**PROBLEM DESCRIPTION**
Keep only those lines of the records that include the string "turn".

**Recorded data**
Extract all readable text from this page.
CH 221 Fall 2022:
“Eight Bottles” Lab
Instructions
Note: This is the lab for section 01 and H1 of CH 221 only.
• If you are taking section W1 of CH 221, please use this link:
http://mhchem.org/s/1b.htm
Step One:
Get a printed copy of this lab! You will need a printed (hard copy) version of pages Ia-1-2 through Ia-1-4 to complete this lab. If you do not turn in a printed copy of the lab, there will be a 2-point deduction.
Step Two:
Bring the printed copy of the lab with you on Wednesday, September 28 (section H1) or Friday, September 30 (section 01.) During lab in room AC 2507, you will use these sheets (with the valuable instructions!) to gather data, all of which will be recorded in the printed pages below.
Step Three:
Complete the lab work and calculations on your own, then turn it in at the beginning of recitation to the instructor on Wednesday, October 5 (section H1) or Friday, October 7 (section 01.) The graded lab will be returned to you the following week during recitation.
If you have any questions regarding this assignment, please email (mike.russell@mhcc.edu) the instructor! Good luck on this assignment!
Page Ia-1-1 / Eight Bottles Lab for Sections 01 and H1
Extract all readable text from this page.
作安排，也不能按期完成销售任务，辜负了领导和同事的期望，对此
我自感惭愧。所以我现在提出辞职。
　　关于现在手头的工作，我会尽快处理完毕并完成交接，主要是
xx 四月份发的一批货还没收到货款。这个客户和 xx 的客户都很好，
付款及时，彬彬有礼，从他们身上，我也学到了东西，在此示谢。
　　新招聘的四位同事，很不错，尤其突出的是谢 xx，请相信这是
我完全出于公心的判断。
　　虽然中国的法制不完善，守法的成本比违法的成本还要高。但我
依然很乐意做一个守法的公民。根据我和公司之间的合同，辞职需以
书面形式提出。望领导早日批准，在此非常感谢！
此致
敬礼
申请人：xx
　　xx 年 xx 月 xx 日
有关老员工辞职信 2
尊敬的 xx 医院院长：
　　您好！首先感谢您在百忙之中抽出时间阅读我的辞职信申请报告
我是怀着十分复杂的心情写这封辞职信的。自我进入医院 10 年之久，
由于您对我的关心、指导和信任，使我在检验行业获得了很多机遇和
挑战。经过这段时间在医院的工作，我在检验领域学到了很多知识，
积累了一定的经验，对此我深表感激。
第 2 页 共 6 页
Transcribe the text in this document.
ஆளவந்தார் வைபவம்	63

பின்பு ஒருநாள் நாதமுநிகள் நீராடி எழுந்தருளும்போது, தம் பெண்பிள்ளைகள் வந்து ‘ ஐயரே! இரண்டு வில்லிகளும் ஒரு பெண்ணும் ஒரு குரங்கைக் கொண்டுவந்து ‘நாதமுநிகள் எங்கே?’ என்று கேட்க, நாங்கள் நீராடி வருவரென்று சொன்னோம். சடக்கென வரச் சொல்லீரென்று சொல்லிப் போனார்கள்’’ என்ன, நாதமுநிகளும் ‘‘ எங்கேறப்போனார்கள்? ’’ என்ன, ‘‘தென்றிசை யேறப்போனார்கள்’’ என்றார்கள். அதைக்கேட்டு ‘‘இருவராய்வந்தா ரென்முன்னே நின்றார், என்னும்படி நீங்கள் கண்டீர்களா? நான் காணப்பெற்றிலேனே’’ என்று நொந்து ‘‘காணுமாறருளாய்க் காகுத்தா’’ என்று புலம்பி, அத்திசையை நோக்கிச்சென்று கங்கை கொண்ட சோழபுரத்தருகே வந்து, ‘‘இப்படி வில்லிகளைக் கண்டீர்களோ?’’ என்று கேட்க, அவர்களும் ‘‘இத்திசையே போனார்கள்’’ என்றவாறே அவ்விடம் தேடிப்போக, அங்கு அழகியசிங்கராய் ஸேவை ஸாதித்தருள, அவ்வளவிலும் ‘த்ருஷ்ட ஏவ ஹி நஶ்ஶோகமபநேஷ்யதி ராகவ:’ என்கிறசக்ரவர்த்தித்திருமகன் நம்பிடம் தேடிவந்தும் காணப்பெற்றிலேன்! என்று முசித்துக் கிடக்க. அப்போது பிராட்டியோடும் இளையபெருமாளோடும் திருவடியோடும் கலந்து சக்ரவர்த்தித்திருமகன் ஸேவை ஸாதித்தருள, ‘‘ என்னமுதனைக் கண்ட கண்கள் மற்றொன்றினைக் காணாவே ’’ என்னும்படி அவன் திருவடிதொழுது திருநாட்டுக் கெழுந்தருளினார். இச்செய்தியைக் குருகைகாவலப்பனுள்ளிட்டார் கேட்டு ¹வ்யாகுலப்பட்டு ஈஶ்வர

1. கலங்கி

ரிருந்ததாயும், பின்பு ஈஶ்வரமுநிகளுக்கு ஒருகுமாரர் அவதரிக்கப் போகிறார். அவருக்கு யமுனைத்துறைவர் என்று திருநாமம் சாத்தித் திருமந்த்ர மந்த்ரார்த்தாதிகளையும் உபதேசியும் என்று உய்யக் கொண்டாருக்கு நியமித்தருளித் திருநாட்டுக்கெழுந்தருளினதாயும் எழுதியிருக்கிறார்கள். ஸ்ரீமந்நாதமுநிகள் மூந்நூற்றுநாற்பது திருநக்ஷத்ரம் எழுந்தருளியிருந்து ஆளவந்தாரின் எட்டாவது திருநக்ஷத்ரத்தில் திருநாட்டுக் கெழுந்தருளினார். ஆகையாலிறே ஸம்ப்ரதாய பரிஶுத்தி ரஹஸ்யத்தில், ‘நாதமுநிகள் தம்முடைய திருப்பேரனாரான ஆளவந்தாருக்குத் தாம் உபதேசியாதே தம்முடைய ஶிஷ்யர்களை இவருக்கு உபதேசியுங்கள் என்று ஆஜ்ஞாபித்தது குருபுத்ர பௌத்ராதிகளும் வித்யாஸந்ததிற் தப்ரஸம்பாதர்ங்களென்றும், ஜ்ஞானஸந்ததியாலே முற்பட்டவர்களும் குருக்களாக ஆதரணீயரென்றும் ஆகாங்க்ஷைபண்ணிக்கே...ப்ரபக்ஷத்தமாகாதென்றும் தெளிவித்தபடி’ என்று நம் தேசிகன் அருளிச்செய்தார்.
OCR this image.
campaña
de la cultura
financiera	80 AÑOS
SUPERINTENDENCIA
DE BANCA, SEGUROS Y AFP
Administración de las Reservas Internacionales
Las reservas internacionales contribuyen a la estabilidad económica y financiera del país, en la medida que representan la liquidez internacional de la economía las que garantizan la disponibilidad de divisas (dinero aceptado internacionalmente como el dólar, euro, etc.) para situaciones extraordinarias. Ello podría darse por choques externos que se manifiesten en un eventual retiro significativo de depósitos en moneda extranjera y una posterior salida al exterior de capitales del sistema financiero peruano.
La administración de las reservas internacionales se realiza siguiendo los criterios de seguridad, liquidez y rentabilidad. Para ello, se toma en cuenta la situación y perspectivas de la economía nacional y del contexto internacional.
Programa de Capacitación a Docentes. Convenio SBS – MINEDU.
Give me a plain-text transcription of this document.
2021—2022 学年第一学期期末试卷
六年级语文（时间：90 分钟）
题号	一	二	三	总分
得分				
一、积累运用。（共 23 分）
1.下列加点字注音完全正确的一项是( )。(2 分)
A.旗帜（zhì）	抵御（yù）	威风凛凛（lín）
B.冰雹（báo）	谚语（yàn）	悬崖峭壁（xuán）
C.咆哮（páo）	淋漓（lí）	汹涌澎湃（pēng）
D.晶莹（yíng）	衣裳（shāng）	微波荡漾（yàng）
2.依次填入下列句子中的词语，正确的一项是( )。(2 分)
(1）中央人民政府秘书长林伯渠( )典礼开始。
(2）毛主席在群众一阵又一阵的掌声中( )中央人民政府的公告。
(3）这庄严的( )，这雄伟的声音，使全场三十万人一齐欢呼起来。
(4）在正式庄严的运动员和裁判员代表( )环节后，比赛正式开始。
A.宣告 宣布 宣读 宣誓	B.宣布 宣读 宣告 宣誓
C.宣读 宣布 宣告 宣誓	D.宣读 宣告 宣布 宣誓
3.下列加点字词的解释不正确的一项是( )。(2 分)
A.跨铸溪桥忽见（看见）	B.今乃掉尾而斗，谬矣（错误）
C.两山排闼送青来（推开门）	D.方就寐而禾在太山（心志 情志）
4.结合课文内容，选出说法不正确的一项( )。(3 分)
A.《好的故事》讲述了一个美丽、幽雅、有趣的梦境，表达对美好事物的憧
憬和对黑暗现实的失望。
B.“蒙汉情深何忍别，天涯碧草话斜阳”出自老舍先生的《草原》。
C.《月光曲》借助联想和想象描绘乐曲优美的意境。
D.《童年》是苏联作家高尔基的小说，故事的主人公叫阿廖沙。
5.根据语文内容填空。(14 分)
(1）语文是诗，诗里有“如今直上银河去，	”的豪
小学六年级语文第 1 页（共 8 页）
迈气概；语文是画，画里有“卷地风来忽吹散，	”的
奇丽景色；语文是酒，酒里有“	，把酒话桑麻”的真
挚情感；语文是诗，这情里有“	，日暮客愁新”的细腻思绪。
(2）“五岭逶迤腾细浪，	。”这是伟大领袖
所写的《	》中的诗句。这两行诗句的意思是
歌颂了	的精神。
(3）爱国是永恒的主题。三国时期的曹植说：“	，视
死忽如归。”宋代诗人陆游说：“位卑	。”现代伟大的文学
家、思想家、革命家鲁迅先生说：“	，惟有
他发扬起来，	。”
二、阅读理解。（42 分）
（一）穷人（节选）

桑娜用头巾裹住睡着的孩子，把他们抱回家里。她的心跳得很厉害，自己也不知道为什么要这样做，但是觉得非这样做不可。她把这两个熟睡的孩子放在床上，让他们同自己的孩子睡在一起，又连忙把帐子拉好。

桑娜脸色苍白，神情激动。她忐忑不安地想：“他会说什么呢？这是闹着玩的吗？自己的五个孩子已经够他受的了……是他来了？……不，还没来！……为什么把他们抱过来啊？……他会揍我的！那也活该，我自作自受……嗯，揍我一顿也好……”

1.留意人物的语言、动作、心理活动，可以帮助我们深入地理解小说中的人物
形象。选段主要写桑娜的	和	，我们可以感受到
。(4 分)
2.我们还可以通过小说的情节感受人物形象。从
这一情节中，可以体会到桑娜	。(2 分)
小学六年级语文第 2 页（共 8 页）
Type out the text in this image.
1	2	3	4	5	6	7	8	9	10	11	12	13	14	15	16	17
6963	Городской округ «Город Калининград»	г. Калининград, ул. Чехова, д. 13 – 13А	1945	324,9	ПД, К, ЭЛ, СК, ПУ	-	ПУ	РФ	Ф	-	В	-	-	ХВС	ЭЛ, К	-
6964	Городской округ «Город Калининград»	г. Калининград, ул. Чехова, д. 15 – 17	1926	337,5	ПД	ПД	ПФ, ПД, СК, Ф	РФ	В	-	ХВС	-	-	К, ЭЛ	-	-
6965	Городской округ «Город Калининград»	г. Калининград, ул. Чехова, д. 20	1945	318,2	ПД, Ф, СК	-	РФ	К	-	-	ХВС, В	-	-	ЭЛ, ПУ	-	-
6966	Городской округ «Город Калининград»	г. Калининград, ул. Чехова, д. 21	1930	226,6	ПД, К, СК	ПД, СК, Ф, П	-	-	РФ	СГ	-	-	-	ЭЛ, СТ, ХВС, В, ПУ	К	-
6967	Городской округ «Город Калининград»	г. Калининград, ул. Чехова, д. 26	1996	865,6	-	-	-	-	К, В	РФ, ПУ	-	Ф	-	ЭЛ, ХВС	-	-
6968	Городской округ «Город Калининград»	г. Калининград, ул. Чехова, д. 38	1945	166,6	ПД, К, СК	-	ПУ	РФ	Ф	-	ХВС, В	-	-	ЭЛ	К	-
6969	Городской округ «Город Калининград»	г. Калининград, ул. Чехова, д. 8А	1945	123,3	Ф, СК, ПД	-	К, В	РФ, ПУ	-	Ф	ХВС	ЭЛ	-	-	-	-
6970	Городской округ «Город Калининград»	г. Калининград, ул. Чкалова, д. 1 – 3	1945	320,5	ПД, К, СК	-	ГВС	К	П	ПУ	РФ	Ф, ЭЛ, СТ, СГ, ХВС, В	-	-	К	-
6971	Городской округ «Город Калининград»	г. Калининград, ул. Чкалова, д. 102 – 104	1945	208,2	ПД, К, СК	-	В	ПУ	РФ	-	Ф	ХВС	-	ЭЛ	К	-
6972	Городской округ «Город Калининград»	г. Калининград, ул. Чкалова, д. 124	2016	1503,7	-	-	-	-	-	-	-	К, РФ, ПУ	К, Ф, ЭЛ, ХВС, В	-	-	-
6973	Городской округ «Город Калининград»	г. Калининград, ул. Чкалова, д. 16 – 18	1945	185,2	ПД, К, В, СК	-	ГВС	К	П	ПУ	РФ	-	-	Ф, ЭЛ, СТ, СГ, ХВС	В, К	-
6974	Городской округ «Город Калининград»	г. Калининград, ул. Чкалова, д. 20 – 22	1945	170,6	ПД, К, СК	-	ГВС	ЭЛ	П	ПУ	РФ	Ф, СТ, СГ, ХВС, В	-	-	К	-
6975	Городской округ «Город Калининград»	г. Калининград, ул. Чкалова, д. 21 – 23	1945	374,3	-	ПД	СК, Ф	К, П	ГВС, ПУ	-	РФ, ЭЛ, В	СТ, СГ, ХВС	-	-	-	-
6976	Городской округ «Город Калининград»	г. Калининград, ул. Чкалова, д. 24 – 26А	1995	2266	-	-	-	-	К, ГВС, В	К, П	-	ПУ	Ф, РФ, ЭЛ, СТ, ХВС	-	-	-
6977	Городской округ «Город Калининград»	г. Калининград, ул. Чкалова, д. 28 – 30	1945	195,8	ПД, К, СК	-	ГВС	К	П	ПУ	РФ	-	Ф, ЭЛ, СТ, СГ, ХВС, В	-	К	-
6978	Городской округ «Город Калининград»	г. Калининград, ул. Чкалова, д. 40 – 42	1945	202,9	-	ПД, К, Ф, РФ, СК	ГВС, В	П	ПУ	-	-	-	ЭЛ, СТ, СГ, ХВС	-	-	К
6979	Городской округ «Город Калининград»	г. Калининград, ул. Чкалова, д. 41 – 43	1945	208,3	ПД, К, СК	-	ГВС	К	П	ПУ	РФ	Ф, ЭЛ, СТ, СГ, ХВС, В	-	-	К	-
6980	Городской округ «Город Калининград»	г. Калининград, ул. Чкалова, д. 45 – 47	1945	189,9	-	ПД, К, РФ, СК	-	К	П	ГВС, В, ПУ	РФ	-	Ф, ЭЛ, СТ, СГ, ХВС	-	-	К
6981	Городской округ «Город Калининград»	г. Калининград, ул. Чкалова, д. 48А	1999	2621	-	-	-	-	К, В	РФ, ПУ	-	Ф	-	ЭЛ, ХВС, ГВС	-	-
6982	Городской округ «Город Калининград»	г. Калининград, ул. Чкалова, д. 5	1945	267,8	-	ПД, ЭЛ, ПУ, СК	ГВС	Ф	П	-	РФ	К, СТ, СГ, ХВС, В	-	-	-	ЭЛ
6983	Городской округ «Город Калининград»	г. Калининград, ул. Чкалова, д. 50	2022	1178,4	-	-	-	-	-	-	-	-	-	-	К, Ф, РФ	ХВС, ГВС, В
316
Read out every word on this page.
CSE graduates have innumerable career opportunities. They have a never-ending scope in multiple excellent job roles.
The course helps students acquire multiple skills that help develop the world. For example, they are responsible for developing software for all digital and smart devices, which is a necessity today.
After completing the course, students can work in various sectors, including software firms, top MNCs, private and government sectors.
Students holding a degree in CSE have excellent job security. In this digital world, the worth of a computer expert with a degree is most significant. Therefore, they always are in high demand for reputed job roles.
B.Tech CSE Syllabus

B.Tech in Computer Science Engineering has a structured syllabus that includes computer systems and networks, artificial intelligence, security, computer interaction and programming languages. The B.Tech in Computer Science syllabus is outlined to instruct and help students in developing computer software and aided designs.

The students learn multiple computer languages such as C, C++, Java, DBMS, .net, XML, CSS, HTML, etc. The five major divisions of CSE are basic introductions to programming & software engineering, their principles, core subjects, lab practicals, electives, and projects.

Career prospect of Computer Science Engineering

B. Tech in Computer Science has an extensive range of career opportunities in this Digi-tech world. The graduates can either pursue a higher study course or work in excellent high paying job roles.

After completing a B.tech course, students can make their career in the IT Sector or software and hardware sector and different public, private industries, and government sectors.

**SOLUTION TO THE PROBLEM**
Get a printed copy of this lab! You will need a printed (hard copy) version of pages Ia-1-2 through Ia-1-4 to complete this lab. If you do not turn in a printed copy of the lab, there will be a 2-point deduction.
Complete the lab work and calculations on your own, then turn it in at the beginning of recitation to the instructor on Wednesday, October 5 (section H1) or Friday, October 7 (section 01.) The graded lab will be returned to you the following week during recitation.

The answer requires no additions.